→ GIVEN TASK
Copy out the entries below in full and exactly.

→ Part of a data file
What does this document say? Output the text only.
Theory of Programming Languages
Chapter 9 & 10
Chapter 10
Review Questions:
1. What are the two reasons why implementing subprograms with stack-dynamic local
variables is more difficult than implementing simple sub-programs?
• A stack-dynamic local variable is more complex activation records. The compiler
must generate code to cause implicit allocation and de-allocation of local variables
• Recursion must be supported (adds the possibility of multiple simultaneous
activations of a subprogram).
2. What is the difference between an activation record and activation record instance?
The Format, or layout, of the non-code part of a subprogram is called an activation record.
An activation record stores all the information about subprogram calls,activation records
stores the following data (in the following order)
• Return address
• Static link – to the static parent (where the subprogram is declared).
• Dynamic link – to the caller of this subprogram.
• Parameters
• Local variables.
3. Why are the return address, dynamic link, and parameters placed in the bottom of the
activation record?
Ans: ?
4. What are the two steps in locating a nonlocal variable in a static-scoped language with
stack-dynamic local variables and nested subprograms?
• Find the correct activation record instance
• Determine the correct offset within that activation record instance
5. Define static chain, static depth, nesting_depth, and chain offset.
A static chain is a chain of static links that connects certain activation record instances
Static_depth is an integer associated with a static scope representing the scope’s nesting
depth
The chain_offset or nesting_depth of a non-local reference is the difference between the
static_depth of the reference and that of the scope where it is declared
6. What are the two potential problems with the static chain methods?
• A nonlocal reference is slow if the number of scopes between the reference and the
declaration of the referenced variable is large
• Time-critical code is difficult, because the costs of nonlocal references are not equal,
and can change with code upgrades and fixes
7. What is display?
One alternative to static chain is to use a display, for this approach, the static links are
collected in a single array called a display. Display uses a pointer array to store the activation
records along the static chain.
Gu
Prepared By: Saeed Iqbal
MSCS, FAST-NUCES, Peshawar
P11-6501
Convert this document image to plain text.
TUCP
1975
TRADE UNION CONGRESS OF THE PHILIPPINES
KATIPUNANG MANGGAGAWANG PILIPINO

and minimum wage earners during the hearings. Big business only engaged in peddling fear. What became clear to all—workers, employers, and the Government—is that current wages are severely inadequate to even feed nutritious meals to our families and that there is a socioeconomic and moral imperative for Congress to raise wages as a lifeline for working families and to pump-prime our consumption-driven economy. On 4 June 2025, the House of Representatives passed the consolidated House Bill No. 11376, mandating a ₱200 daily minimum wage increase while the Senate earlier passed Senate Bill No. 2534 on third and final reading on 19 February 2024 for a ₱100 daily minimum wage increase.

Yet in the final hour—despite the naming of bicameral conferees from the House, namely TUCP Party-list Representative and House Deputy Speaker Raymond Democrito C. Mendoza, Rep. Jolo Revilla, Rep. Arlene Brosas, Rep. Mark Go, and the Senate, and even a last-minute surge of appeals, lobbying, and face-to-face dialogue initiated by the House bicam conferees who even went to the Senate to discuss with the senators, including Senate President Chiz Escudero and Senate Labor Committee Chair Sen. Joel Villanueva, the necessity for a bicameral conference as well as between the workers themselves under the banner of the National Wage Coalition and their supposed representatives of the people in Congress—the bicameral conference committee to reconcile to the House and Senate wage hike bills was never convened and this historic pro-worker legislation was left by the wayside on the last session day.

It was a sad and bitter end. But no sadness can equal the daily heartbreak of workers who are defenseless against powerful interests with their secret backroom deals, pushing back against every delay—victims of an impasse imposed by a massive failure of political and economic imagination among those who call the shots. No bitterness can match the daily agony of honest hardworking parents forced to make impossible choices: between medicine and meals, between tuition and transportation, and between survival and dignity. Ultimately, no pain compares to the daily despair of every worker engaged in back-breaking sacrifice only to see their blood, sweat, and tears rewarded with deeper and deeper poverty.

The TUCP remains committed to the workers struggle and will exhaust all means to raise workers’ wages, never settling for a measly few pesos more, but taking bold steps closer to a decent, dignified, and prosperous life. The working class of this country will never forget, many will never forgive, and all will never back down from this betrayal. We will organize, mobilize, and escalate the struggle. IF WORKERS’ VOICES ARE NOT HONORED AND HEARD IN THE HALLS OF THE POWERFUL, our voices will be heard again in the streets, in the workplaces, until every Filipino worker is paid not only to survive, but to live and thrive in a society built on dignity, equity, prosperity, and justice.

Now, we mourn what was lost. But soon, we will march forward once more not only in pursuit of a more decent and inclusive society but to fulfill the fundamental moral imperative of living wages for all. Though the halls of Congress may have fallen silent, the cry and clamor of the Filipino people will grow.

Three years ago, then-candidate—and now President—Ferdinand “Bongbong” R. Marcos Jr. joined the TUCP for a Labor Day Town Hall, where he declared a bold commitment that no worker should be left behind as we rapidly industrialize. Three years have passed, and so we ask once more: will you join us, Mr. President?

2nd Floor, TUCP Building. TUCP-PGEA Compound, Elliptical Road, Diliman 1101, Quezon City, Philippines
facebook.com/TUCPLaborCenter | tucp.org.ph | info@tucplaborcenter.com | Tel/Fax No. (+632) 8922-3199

→ ANSWER TO THE TASK
What does this document say? Output the text only.
Theory of Programming Languages
Chapter 9 & 10
Chapter 10
Review Questions:
1. What are the two reasons why implementing subprograms with stack-dynamic local
variables is more difficult than implementing simple sub-programs?
• A stack-dynamic local variable is more complex activation records. The compiler
must generate code to cause implicit allocation and de-allocation of local variables
• Recursion must be supported (adds the possibility of multiple simultaneous
activations of a subprogram).
2. What is the difference between an activation record and activation record instance?
The Format, or layout, of the non-code part of a subprogram is called an activation record.
An activation record stores all the information about subprogram calls,activation records
stores the following data (in the following order)
• Return address
• Static link – to the static parent (where the subprogram is declared).
• Dynamic link – to the caller of this subprogram.
• Parameters
• Local variables.
3. Why are the return address, dynamic link, and parameters placed in the bottom of the
activation record?
Ans: ?
4. What are the two steps in locating a nonlocal variable in a static-scoped language with
stack-dynamic local variables and nested subprograms?
• Find the correct activation record instance
• Determine the correct offset within that activation record instance
5. Define static chain, static depth, nesting_depth, and chain offset.
A static chain is a chain of static links that connects certain activation record instances
Static_depth is an integer associated with a static scope representing the scope’s nesting
depth
The chain_offset or nesting_depth of a non-local reference is the difference between the
static_depth of the reference and that of the scope where it is declared
6. What are the two potential problems with the static chain methods?
• A nonlocal reference is slow if the number of scopes between the reference and the
declaration of the referenced variable is large
• Time-critical code is difficult, because the costs of nonlocal references are not equal,
and can change with code upgrades and fixes
7. What is display?
One alternative to static chain is to use a display, for this approach, the static links are
collected in a single array called a display. Display uses a pointer array to store the activation
records along the static chain.
Gu
Prepared By: Saeed Iqbal
MSCS, FAST-NUCES, Peshawar
P11-6501
Convert this document image to plain text.
TUCP
1975
TRADE UNION CONGRESS OF THE PHILIPPINES
KATIPUNANG MANGGAGAWANG PILIPINO

and minimum wage earners during the hearings. Big business only engaged in peddling fear. What became clear to all—workers, employers, and the Government—is that current wages are severely inadequate to even feed nutritious meals to our families and that there is a socioeconomic and moral imperative for Congress to raise wages as a lifeline for working families and to pump-prime our consumption-driven economy. On 4 June 2025, the House of Representatives passed the consolidated House Bill No. 11376, mandating a ₱200 daily minimum wage increase while the Senate earlier passed Senate Bill No. 2534 on third and final reading on 19 February 2024 for a ₱100 daily minimum wage increase.

Yet in the final hour—despite the naming of bicameral conferees from the House, namely TUCP Party-list Representative and House Deputy Speaker Raymond Democrito C. Mendoza, Rep. Jolo Revilla, Rep. Arlene Brosas, Rep. Mark Go, and the Senate, and even a last-minute surge of appeals, lobbying, and face-to-face dialogue initiated by the House bicam conferees who even went to the Senate to discuss with the senators, including Senate President Chiz Escudero and Senate Labor Committee Chair Sen. Joel Villanueva, the necessity for a bicameral conference as well as between the workers themselves under the banner of the National Wage Coalition and their supposed representatives of the people in Congress—the bicameral conference committee to reconcile to the House and Senate wage hike bills was never convened and this historic pro-worker legislation was left by the wayside on the last session day.

It was a sad and bitter end. But no sadness can equal the daily heartbreak of workers who are defenseless against powerful interests with their secret backroom deals, pushing back against every delay—victims of an impasse imposed by a massive failure of political and economic imagination among those who call the shots. No bitterness can match the daily agony of honest hardworking parents forced to make impossible choices: between medicine and meals, between tuition and transportation, and between survival and dignity. Ultimately, no pain compares to the daily despair of every worker engaged in back-breaking sacrifice only to see their blood, sweat, and tears rewarded with deeper and deeper poverty.

The TUCP remains committed to the workers struggle and will exhaust all means to raise workers’ wages, never settling for a measly few pesos more, but taking bold steps closer to a decent, dignified, and prosperous life. The working class of this country will never forget, many will never forgive, and all will never back down from this betrayal. We will organize, mobilize, and escalate the struggle. IF WORKERS’ VOICES ARE NOT HONORED AND HEARD IN THE HALLS OF THE POWERFUL, our voices will be heard again in the streets, in the workplaces, until every Filipino worker is paid not only to survive, but to live and thrive in a society built on dignity, equity, prosperity, and justice.

Now, we mourn what was lost. But soon, we will march forward once more not only in pursuit of a more decent and inclusive society but to fulfill the fundamental moral imperative of living wages for all. Though the halls of Congress may have fallen silent, the cry and clamor of the Filipino people will grow.

Three years ago, then-candidate—and now President—Ferdinand “Bongbong” R. Marcos Jr. joined the TUCP for a Labor Day Town Hall, where he declared a bold commitment that no worker should be left behind as we rapidly industrialize. Three years have passed, and so we ask once more: will you join us, Mr. President?

2nd Floor, TUCP Building. TUCP-PGEA Compound, Elliptical Road, Diliman 1101, Quezon City, Philippines
facebook.com/TUCPLaborCenter | tucp.org.ph | info@tucplaborcenter.com | Tel/Fax No. (+632) 8922-3199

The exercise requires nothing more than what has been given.